Retype the material in full, keeping every word the same.
========
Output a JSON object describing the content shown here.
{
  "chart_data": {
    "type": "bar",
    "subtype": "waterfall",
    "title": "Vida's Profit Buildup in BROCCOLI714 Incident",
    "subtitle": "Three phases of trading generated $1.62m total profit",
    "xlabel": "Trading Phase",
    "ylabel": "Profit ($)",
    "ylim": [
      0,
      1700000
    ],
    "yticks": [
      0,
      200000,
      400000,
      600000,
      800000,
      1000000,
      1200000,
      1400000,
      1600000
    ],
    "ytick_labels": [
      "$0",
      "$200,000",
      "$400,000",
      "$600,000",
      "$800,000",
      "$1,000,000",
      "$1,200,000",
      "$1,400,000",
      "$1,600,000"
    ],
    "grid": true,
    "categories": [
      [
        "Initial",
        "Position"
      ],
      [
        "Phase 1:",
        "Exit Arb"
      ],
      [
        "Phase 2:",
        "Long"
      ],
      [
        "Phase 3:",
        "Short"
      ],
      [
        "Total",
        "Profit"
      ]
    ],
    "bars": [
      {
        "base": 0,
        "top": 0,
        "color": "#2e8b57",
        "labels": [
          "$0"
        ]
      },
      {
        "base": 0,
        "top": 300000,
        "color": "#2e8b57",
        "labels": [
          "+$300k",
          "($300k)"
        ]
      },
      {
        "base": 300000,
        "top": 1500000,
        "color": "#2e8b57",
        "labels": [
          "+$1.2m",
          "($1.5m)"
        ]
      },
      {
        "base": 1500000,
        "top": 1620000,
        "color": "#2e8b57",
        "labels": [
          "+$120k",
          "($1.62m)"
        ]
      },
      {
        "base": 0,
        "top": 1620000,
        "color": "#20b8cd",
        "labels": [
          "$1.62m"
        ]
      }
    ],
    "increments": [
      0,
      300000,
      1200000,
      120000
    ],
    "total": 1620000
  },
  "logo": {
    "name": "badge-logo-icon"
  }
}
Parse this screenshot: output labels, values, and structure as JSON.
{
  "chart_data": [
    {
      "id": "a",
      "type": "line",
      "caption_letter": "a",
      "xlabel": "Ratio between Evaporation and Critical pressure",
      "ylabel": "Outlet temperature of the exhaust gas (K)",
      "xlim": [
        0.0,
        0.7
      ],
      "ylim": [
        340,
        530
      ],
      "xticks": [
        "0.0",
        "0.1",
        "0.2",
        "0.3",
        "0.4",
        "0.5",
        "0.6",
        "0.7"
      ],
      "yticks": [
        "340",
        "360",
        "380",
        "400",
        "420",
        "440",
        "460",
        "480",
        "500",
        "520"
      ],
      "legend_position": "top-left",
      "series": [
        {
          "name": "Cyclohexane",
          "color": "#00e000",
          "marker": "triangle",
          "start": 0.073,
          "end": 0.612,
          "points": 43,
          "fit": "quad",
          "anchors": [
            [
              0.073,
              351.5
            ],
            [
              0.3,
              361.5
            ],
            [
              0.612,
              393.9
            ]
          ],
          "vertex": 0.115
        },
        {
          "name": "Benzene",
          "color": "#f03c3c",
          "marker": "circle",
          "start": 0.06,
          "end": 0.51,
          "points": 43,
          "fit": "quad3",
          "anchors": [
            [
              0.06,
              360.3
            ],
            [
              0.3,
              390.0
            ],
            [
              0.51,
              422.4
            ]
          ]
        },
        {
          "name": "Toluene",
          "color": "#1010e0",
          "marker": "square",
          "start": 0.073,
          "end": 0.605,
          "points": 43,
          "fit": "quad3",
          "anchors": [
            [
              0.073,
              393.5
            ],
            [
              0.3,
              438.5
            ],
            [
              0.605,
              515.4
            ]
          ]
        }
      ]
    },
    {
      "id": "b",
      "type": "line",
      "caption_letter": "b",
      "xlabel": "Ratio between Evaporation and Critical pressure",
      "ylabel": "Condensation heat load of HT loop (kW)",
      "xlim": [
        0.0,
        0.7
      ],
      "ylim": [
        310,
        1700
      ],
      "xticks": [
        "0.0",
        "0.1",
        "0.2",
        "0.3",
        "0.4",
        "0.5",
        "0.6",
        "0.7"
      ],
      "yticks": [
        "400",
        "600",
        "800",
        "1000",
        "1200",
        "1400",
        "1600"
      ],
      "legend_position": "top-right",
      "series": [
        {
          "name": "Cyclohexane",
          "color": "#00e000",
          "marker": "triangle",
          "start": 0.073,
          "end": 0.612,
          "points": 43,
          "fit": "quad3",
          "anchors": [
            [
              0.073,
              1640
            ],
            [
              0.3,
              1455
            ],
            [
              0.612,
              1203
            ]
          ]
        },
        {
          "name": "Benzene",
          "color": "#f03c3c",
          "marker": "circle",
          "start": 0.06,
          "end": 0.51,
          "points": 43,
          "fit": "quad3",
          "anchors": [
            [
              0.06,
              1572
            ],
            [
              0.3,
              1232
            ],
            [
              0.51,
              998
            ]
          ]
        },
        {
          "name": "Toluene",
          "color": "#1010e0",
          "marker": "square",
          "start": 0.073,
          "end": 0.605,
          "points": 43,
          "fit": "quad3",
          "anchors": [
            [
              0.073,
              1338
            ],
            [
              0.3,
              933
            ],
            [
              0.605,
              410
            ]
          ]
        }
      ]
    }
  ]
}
========
**RESPONSE**
Output a JSON object describing the content shown here.
{
  "chart_data": {
    "type": "bar",
    "subtype": "waterfall",
    "title": "Vida's Profit Buildup in BROCCOLI714 Incident",
    "subtitle": "Three phases of trading generated $1.62m total profit",
    "xlabel": "Trading Phase",
    "ylabel": "Profit ($)",
    "ylim": [
      0,
      1700000
    ],
    "yticks": [
      0,
      200000,
      400000,
      600000,
      800000,
      1000000,
      1200000,
      1400000,
      1600000
    ],
    "ytick_labels": [
      "$0",
      "$200,000",
      "$400,000",
      "$600,000",
      "$800,000",
      "$1,000,000",
      "$1,200,000",
      "$1,400,000",
      "$1,600,000"
    ],
    "grid": true,
    "categories": [
      [
        "Initial",
        "Position"
      ],
      [
        "Phase 1:",
        "Exit Arb"
      ],
      [
        "Phase 2:",
        "Long"
      ],
      [
        "Phase 3:",
        "Short"
      ],
      [
        "Total",
        "Profit"
      ]
    ],
    "bars": [
      {
        "base": 0,
        "top": 0,
        "color": "#2e8b57",
        "labels": [
          "$0"
        ]
      },
      {
        "base": 0,
        "top": 300000,
        "color": "#2e8b57",
        "labels": [
          "+$300k",
          "($300k)"
        ]
      },
      {
        "base": 300000,
        "top": 1500000,
        "color": "#2e8b57",
        "labels": [
          "+$1.2m",
          "($1.5m)"
        ]
      },
      {
        "base": 1500000,
        "top": 1620000,
        "color": "#2e8b57",
        "labels": [
          "+$120k",
          "($1.62m)"
        ]
      },
      {
        "base": 0,
        "top": 1620000,
        "color": "#20b8cd",
        "labels": [
          "$1.62m"
        ]
      }
    ],
    "increments": [
      0,
      300000,
      1200000,
      120000
    ],
    "total": 1620000
  },
  "logo": {
    "name": "badge-logo-icon"
  }
}
Parse this screenshot: output labels, values, and structure as JSON.
{
  "chart_data": [
    {
      "id": "a",
      "type": "line",
      "caption_letter": "a",
      "xlabel": "Ratio between Evaporation and Critical pressure",
      "ylabel": "Outlet temperature of the exhaust gas (K)",
      "xlim": [
        0.0,
        0.7
      ],
      "ylim": [
        340,
        530
      ],
      "xticks": [
        "0.0",
        "0.1",
        "0.2",
        "0.3",
        "0.4",
        "0.5",
        "0.6",
        "0.7"
      ],
      "yticks": [
        "340",
        "360",
        "380",
        "400",
        "420",
        "440",
        "460",
        "480",
        "500",
        "520"
      ],
      "legend_position": "top-left",
      "series": [
        {
          "name": "Cyclohexane",
          "color": "#00e000",
          "marker": "triangle",
          "start": 0.073,
          "end": 0.612,
          "points": 43,
          "fit": "quad",
          "anchors": [
            [
              0.073,
              351.5
            ],
            [
              0.3,
              361.5
            ],
            [
              0.612,
              393.9
            ]
          ],
          "vertex": 0.115
        },
        {
          "name": "Benzene",
          "color": "#f03c3c",
          "marker": "circle",
          "start": 0.06,
          "end": 0.51,
          "points": 43,
          "fit": "quad3",
          "anchors": [
            [
              0.06,
              360.3
            ],
            [
              0.3,
              390.0
            ],
            [
              0.51,
              422.4
            ]
          ]
        },
        {
          "name": "Toluene",
          "color": "#1010e0",
          "marker": "square",
          "start": 0.073,
          "end": 0.605,
          "points": 43,
          "fit": "quad3",
          "anchors": [
            [
              0.073,
              393.5
            ],
            [
              0.3,
              438.5
            ],
            [
              0.605,
              515.4
            ]
          ]
        }
      ]
    },
    {
      "id": "b",
      "type": "line",
      "caption_letter": "b",
      "xlabel": "Ratio between Evaporation and Critical pressure",
      "ylabel": "Condensation heat load of HT loop (kW)",
      "xlim": [
        0.0,
        0.7
      ],
      "ylim": [
        310,
        1700
      ],
      "xticks": [
        "0.0",
        "0.1",
        "0.2",
        "0.3",
        "0.4",
        "0.5",
        "0.6",
        "0.7"
      ],
      "yticks": [
        "400",
        "600",
        "800",
        "1000",
        "1200",
        "1400",
        "1600"
      ],
      "legend_position": "top-right",
      "series": [
        {
          "name": "Cyclohexane",
          "color": "#00e000",
          "marker": "triangle",
          "start": 0.073,
          "end": 0.612,
          "points": 43,
          "fit": "quad3",
          "anchors": [
            [
              0.073,
              1640
            ],
            [
              0.3,
              1455
            ],
            [
              0.612,
              1203
            ]
          ]
        },
        {
          "name": "Benzene",
          "color": "#f03c3c",
          "marker": "circle",
          "start": 0.06,
          "end": 0.51,
          "points": 43,
          "fit": "quad3",
          "anchors": [
            [
              0.06,
              1572
            ],
            [
              0.3,
              1232
            ],
            [
              0.51,
              998
            ]
          ]
        },
        {
          "name": "Toluene",
          "color": "#1010e0",
          "marker": "square",
          "start": 0.073,
          "end": 0.605,
          "points": 43,
          "fit": "quad3",
          "anchors": [
            [
              0.073,
              1338
            ],
            [
              0.3,
              933
            ],
            [
              0.605,
              410
            ]
          ]
        }
      ]
    }
  ]
}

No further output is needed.